# INPUT
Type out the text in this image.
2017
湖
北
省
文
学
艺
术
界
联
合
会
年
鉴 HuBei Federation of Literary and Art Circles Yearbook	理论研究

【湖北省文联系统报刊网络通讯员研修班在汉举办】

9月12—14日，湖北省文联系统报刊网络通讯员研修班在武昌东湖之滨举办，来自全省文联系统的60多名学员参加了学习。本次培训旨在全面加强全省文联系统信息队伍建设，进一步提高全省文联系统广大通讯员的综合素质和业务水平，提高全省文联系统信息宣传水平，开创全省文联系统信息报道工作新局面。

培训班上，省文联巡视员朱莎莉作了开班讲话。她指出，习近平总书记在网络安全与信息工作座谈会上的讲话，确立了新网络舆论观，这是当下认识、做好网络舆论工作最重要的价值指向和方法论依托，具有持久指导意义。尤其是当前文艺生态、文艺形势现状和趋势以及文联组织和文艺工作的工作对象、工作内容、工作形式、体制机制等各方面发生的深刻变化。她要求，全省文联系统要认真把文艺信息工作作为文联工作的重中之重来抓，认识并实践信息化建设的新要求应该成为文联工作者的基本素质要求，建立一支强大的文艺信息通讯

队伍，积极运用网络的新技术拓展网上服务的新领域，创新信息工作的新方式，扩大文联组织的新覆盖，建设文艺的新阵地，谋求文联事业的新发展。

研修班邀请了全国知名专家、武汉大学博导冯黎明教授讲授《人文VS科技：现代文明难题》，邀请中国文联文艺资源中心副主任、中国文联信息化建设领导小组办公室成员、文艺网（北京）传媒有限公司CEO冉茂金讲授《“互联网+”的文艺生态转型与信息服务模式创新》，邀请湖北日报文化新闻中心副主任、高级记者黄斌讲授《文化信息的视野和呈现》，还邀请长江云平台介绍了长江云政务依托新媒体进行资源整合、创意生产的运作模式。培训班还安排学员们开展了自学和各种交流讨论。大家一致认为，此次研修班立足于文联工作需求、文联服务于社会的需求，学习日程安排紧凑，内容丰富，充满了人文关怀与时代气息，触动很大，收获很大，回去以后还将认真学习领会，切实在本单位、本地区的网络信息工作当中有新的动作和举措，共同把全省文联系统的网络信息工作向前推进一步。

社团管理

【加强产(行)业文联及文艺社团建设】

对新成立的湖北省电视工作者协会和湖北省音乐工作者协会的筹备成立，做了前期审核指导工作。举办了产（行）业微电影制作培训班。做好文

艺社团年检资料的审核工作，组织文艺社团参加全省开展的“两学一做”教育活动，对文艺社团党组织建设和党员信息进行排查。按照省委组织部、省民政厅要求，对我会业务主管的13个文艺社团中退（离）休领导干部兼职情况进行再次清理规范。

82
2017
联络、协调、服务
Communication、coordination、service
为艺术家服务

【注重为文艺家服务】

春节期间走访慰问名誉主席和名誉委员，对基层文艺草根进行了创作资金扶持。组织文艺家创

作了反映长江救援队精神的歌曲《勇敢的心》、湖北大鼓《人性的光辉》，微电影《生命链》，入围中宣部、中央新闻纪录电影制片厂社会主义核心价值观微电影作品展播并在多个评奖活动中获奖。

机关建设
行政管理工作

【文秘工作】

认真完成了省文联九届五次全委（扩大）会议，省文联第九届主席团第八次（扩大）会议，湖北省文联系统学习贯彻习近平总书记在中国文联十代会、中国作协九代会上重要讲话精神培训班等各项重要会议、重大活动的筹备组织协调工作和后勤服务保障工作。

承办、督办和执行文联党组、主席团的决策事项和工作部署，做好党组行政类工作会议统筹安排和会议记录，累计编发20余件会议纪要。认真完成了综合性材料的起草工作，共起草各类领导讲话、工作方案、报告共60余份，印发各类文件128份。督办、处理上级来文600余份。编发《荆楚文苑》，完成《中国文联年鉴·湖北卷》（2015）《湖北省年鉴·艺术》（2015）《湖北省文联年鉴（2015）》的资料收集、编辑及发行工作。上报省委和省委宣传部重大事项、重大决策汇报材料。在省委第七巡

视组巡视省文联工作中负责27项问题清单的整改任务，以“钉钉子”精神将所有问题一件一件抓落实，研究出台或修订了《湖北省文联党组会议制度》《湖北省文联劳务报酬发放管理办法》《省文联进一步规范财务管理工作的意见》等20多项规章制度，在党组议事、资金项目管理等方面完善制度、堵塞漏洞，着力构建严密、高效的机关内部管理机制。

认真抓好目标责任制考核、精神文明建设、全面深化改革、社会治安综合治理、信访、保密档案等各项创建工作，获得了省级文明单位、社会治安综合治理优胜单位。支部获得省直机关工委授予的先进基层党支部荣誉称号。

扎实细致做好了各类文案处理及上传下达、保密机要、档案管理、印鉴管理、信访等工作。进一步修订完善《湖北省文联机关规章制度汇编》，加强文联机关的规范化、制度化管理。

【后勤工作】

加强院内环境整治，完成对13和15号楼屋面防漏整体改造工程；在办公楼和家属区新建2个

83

# EXERCISE REQUIREMENTS
Give all of the entries again, word for word.

# TASK ANSWER
Type out the text in this image.
2017
湖
北
省
文
学
艺
术
界
联
合
会
年
鉴 HuBei Federation of Literary and Art Circles Yearbook	理论研究

【湖北省文联系统报刊网络通讯员研修班在汉举办】

9月12—14日，湖北省文联系统报刊网络通讯员研修班在武昌东湖之滨举办，来自全省文联系统的60多名学员参加了学习。本次培训旨在全面加强全省文联系统信息队伍建设，进一步提高全省文联系统广大通讯员的综合素质和业务水平，提高全省文联系统信息宣传水平，开创全省文联系统信息报道工作新局面。

培训班上，省文联巡视员朱莎莉作了开班讲话。她指出，习近平总书记在网络安全与信息工作座谈会上的讲话，确立了新网络舆论观，这是当下认识、做好网络舆论工作最重要的价值指向和方法论依托，具有持久指导意义。尤其是当前文艺生态、文艺形势现状和趋势以及文联组织和文艺工作的工作对象、工作内容、工作形式、体制机制等各方面发生的深刻变化。她要求，全省文联系统要认真把文艺信息工作作为文联工作的重中之重来抓，认识并实践信息化建设的新要求应该成为文联工作者的基本素质要求，建立一支强大的文艺信息通讯

队伍，积极运用网络的新技术拓展网上服务的新领域，创新信息工作的新方式，扩大文联组织的新覆盖，建设文艺的新阵地，谋求文联事业的新发展。

研修班邀请了全国知名专家、武汉大学博导冯黎明教授讲授《人文VS科技：现代文明难题》，邀请中国文联文艺资源中心副主任、中国文联信息化建设领导小组办公室成员、文艺网（北京）传媒有限公司CEO冉茂金讲授《“互联网+”的文艺生态转型与信息服务模式创新》，邀请湖北日报文化新闻中心副主任、高级记者黄斌讲授《文化信息的视野和呈现》，还邀请长江云平台介绍了长江云政务依托新媒体进行资源整合、创意生产的运作模式。培训班还安排学员们开展了自学和各种交流讨论。大家一致认为，此次研修班立足于文联工作需求、文联服务于社会的需求，学习日程安排紧凑，内容丰富，充满了人文关怀与时代气息，触动很大，收获很大，回去以后还将认真学习领会，切实在本单位、本地区的网络信息工作当中有新的动作和举措，共同把全省文联系统的网络信息工作向前推进一步。

社团管理

【加强产(行)业文联及文艺社团建设】

对新成立的湖北省电视工作者协会和湖北省音乐工作者协会的筹备成立，做了前期审核指导工作。举办了产（行）业微电影制作培训班。做好文

艺社团年检资料的审核工作，组织文艺社团参加全省开展的“两学一做”教育活动，对文艺社团党组织建设和党员信息进行排查。按照省委组织部、省民政厅要求，对我会业务主管的13个文艺社团中退（离）休领导干部兼职情况进行再次清理规范。

82
2017
联络、协调、服务
Communication、coordination、service
为艺术家服务

【注重为文艺家服务】

春节期间走访慰问名誉主席和名誉委员，对基层文艺草根进行了创作资金扶持。组织文艺家创

作了反映长江救援队精神的歌曲《勇敢的心》、湖北大鼓《人性的光辉》，微电影《生命链》，入围中宣部、中央新闻纪录电影制片厂社会主义核心价值观微电影作品展播并在多个评奖活动中获奖。

机关建设
行政管理工作

【文秘工作】

认真完成了省文联九届五次全委（扩大）会议，省文联第九届主席团第八次（扩大）会议，湖北省文联系统学习贯彻习近平总书记在中国文联十代会、中国作协九代会上重要讲话精神培训班等各项重要会议、重大活动的筹备组织协调工作和后勤服务保障工作。

承办、督办和执行文联党组、主席团的决策事项和工作部署，做好党组行政类工作会议统筹安排和会议记录，累计编发20余件会议纪要。认真完成了综合性材料的起草工作，共起草各类领导讲话、工作方案、报告共60余份，印发各类文件128份。督办、处理上级来文600余份。编发《荆楚文苑》，完成《中国文联年鉴·湖北卷》（2015）《湖北省年鉴·艺术》（2015）《湖北省文联年鉴（2015）》的资料收集、编辑及发行工作。上报省委和省委宣传部重大事项、重大决策汇报材料。在省委第七巡

视组巡视省文联工作中负责27项问题清单的整改任务，以“钉钉子”精神将所有问题一件一件抓落实，研究出台或修订了《湖北省文联党组会议制度》《湖北省文联劳务报酬发放管理办法》《省文联进一步规范财务管理工作的意见》等20多项规章制度，在党组议事、资金项目管理等方面完善制度、堵塞漏洞，着力构建严密、高效的机关内部管理机制。

认真抓好目标责任制考核、精神文明建设、全面深化改革、社会治安综合治理、信访、保密档案等各项创建工作，获得了省级文明单位、社会治安综合治理优胜单位。支部获得省直机关工委授予的先进基层党支部荣誉称号。

扎实细致做好了各类文案处理及上传下达、保密机要、档案管理、印鉴管理、信访等工作。进一步修订完善《湖北省文联机关规章制度汇编》，加强文联机关的规范化、制度化管理。

【后勤工作】

加强院内环境整治，完成对13和15号楼屋面防漏整体改造工程；在办公楼和家属区新建2个

83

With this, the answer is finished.